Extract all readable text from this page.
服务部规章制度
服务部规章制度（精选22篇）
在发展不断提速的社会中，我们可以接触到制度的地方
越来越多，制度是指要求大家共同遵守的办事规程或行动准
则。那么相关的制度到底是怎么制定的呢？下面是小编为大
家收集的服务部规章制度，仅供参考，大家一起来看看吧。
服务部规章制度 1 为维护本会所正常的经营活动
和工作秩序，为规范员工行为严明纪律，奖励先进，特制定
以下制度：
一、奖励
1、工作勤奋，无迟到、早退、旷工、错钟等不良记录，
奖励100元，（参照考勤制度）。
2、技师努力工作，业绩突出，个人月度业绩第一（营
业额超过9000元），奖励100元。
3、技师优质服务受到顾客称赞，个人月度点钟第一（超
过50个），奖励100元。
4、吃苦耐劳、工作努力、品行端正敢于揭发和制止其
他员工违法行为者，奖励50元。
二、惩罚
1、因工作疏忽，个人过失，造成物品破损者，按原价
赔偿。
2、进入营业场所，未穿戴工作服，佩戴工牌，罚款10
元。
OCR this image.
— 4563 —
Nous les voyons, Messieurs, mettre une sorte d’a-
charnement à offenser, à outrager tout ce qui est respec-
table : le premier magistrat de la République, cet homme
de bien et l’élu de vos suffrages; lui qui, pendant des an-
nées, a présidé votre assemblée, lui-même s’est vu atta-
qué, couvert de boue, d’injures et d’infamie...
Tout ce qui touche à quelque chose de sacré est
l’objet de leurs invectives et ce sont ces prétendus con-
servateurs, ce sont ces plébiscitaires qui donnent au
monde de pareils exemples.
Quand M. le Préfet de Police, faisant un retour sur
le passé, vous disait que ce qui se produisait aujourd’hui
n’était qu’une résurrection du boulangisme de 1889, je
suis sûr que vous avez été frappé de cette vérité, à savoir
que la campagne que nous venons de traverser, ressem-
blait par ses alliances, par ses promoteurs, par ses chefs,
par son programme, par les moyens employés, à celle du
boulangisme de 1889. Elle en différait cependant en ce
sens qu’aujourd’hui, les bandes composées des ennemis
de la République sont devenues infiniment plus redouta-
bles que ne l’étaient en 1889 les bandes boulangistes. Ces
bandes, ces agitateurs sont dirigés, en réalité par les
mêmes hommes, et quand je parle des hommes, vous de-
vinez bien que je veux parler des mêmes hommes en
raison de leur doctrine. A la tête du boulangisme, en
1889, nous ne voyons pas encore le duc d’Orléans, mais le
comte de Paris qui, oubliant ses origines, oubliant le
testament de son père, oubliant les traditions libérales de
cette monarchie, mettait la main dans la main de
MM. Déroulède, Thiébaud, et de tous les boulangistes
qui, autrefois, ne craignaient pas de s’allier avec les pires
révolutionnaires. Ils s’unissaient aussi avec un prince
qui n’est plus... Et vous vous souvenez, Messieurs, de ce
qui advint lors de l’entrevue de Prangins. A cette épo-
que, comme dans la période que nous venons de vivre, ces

Given problem: Provide the number of lines in these entries that hold the word "vous", without any accompanying text.

Task result: 4